What is asked:
In the material below, identify each line bearing the word "DHCP". Reproduce those lines.

Information provided:

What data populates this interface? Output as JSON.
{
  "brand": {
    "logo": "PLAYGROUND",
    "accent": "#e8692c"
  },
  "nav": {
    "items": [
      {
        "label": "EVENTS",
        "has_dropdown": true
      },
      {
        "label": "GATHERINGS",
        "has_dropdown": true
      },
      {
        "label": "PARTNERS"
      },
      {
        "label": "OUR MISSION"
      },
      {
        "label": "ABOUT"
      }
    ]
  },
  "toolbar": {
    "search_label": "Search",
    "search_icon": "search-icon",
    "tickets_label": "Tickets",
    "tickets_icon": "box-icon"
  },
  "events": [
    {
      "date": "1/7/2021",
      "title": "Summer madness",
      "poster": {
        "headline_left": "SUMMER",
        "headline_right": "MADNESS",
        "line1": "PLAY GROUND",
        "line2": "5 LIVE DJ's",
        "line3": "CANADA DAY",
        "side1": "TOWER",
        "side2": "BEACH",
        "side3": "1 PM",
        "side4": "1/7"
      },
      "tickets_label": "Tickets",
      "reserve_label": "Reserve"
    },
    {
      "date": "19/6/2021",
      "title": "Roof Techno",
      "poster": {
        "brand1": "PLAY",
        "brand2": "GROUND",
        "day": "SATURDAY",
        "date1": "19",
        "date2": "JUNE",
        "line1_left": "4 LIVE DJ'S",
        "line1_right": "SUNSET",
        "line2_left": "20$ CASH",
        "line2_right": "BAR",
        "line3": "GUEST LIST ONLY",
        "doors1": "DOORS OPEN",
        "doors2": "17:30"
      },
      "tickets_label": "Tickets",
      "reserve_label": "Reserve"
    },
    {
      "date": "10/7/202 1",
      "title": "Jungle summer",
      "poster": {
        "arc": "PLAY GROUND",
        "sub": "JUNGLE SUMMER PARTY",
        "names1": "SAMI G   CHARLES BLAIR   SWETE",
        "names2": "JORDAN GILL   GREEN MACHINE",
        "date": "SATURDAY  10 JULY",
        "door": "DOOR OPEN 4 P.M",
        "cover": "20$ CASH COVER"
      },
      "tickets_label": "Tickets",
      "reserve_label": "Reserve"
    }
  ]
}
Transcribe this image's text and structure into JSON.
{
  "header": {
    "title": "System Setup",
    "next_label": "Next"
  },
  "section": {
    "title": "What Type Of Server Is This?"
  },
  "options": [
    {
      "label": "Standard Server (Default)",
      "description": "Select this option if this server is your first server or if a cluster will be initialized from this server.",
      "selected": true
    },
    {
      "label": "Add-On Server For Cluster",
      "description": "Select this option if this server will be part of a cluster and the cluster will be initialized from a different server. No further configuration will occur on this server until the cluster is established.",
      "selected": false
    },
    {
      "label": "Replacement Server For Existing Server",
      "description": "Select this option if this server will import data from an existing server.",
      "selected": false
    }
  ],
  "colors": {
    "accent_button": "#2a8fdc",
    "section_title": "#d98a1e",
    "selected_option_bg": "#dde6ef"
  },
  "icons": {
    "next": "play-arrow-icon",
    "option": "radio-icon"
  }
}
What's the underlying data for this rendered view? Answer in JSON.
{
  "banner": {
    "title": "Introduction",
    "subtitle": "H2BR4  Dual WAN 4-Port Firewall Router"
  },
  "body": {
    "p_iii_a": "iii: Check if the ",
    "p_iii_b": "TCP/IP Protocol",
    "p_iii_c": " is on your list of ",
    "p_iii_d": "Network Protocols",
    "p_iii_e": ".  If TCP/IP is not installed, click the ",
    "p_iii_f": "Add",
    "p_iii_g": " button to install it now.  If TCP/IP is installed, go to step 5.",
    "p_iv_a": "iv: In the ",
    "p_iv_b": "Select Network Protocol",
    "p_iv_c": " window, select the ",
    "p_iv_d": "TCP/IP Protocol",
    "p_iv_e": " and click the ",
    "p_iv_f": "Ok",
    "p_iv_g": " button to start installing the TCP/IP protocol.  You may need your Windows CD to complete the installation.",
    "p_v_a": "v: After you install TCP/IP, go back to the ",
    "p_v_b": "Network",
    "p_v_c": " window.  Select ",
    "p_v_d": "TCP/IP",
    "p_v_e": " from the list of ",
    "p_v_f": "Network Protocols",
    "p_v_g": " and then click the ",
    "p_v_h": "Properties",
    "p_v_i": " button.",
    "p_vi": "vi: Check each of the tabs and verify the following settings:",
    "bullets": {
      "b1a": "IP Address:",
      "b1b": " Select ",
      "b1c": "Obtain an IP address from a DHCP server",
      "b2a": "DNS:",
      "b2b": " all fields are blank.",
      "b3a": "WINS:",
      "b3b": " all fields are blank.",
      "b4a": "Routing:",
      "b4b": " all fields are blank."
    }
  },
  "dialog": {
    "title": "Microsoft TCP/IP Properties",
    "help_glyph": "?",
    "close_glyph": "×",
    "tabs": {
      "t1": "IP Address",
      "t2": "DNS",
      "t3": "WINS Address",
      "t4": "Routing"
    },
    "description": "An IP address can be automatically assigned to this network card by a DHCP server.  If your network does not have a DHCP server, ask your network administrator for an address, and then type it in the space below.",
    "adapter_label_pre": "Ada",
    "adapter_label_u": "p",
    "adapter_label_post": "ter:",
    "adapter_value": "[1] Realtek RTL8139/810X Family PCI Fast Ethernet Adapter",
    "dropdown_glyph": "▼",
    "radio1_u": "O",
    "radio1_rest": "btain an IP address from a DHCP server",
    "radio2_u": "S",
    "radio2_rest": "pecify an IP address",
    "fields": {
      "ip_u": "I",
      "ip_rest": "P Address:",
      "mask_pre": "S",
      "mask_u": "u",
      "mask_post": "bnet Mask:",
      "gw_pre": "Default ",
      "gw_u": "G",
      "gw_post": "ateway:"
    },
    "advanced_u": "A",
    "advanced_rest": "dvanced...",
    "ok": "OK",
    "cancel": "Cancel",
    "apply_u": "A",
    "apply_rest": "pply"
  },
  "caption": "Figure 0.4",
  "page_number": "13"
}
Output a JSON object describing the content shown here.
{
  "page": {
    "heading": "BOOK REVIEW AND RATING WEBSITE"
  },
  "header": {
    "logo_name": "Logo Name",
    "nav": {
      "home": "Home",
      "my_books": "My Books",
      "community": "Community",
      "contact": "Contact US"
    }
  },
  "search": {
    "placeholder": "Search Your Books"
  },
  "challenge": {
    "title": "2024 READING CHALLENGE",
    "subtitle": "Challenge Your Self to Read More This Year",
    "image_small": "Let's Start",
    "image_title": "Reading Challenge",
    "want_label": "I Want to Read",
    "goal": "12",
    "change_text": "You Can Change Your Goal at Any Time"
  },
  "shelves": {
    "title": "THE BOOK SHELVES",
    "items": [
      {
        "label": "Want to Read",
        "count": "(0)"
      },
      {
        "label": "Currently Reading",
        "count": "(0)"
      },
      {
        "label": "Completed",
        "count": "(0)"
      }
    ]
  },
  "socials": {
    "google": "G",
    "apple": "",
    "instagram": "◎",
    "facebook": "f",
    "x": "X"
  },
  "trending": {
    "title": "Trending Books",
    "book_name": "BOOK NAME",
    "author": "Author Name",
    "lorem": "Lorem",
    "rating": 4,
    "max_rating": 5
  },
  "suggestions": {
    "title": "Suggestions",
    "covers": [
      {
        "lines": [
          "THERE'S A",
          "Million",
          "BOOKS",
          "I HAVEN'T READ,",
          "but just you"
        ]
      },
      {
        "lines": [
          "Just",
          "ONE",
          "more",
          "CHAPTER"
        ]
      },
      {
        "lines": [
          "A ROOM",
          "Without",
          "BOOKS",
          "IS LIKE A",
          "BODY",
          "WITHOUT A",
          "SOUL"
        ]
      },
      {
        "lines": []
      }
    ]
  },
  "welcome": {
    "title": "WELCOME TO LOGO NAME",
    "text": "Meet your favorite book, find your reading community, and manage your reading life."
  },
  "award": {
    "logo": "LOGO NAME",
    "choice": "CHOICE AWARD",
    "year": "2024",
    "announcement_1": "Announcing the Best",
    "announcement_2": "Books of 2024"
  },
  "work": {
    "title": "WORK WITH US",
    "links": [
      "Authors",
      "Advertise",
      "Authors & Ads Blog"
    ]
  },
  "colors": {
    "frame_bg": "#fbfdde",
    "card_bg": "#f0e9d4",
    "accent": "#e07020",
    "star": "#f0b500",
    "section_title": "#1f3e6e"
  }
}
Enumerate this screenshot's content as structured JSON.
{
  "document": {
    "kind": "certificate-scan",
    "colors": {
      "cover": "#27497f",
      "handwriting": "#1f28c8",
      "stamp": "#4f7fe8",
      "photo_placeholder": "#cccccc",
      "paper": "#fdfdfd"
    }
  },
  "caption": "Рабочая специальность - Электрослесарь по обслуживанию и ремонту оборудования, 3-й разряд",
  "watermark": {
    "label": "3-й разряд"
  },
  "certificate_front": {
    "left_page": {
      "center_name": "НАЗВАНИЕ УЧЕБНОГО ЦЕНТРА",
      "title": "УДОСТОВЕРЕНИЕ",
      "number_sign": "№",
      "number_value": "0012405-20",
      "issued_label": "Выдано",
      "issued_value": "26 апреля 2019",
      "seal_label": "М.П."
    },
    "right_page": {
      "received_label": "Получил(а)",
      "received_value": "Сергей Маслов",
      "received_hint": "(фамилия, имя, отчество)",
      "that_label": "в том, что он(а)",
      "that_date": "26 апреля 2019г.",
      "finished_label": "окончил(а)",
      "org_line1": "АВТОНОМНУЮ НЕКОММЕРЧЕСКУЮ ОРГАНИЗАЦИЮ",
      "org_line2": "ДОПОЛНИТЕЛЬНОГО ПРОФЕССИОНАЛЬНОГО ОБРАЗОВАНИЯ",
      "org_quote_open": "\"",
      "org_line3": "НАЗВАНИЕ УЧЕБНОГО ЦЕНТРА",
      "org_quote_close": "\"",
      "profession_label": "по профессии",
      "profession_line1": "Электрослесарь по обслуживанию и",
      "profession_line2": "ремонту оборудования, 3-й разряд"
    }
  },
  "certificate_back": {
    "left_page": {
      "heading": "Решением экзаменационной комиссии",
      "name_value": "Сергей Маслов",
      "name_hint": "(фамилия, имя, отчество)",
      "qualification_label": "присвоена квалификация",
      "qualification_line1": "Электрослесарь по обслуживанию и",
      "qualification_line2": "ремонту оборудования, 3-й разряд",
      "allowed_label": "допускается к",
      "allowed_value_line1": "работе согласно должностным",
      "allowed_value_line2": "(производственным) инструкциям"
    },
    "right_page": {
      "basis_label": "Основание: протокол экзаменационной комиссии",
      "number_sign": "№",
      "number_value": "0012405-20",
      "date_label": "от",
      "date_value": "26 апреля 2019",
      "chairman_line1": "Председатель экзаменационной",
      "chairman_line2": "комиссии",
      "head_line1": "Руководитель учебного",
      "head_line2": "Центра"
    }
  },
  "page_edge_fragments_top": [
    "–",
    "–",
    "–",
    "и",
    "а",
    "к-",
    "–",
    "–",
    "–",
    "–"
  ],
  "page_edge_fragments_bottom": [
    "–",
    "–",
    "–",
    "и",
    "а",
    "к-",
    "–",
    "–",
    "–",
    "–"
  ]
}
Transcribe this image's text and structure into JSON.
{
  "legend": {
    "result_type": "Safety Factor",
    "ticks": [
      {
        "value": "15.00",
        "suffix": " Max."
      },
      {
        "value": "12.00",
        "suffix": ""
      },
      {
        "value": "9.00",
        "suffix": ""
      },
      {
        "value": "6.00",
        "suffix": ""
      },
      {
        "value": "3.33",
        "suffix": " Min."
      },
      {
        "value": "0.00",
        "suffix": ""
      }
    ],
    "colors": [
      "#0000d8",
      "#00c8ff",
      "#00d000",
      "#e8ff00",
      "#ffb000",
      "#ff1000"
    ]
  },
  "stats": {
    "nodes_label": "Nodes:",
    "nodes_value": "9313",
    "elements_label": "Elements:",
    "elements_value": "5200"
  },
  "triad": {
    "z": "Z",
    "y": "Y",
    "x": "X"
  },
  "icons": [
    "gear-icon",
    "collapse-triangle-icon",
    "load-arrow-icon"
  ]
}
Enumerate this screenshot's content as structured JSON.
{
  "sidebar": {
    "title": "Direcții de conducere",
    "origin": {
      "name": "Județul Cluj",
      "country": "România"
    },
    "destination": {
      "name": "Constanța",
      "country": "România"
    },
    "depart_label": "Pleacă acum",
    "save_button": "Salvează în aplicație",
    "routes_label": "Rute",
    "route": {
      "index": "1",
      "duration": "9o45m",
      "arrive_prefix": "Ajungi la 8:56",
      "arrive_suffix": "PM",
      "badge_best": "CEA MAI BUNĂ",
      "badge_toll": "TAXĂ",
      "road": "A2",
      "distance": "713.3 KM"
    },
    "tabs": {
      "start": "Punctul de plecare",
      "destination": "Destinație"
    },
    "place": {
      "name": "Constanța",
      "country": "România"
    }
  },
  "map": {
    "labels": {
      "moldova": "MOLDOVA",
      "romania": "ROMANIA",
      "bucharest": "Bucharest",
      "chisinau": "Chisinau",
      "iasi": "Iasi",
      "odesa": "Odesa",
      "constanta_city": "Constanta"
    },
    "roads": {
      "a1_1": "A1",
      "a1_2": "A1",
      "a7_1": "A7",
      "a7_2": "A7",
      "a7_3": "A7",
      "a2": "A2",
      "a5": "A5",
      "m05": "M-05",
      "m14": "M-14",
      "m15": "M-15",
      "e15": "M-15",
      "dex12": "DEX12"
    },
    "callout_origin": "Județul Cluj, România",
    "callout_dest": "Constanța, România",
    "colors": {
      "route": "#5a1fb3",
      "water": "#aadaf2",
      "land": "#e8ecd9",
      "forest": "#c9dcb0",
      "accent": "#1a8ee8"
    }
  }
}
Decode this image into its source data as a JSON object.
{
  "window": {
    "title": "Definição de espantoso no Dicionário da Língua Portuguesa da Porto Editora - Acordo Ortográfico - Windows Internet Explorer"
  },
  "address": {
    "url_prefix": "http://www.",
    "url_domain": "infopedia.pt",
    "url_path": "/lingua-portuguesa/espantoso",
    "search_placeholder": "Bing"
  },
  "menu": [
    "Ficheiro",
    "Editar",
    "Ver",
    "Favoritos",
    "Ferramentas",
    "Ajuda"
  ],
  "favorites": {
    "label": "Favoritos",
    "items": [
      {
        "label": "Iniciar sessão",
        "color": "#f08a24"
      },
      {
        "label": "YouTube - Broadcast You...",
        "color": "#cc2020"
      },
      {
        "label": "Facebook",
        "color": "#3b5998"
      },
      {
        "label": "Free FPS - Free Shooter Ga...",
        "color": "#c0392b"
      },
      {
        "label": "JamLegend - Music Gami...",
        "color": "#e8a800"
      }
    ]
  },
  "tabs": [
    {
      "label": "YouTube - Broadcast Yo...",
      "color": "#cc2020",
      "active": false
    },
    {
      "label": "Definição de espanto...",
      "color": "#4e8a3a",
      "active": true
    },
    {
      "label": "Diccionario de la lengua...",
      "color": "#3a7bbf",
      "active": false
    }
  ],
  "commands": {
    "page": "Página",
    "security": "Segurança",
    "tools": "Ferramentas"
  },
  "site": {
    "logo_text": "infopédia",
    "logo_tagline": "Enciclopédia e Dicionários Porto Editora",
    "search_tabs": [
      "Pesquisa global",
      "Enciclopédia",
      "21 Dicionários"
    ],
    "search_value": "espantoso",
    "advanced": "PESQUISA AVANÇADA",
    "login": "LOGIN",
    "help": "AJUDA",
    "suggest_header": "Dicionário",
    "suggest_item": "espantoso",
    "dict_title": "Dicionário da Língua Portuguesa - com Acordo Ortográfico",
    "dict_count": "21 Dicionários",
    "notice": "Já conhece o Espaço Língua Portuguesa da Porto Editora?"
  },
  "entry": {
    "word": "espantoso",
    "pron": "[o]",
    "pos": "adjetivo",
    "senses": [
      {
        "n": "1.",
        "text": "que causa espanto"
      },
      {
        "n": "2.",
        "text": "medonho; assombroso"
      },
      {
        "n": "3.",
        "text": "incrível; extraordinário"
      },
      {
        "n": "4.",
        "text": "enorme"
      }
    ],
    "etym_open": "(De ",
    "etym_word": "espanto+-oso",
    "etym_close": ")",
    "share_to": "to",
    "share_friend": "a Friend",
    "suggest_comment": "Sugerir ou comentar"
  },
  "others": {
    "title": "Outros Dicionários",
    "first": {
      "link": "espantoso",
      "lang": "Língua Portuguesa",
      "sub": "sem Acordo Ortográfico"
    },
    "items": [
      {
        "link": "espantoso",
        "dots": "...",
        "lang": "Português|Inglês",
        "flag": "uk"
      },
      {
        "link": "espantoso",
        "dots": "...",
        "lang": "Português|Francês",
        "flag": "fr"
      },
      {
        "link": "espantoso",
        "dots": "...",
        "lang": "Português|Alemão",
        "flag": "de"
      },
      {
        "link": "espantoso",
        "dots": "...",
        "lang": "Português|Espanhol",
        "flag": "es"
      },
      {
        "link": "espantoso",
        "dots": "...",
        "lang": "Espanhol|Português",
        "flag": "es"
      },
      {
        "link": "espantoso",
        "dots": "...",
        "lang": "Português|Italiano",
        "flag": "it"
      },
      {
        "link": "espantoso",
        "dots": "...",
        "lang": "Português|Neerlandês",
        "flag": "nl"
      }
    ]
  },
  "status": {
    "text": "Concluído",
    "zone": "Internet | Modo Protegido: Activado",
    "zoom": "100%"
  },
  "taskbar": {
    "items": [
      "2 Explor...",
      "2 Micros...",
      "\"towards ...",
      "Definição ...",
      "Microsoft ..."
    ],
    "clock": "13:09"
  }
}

Written response:
      "b1c": "Obtain an IP address from a DHCP server",
    "description": "An IP address can be automatically assigned to this network card by a DHCP server.  If your network does not have a DHCP server, ask your network administrator for an address, and then type it in the space below.",
    "radio1_rest": "btain an IP address from a DHCP server",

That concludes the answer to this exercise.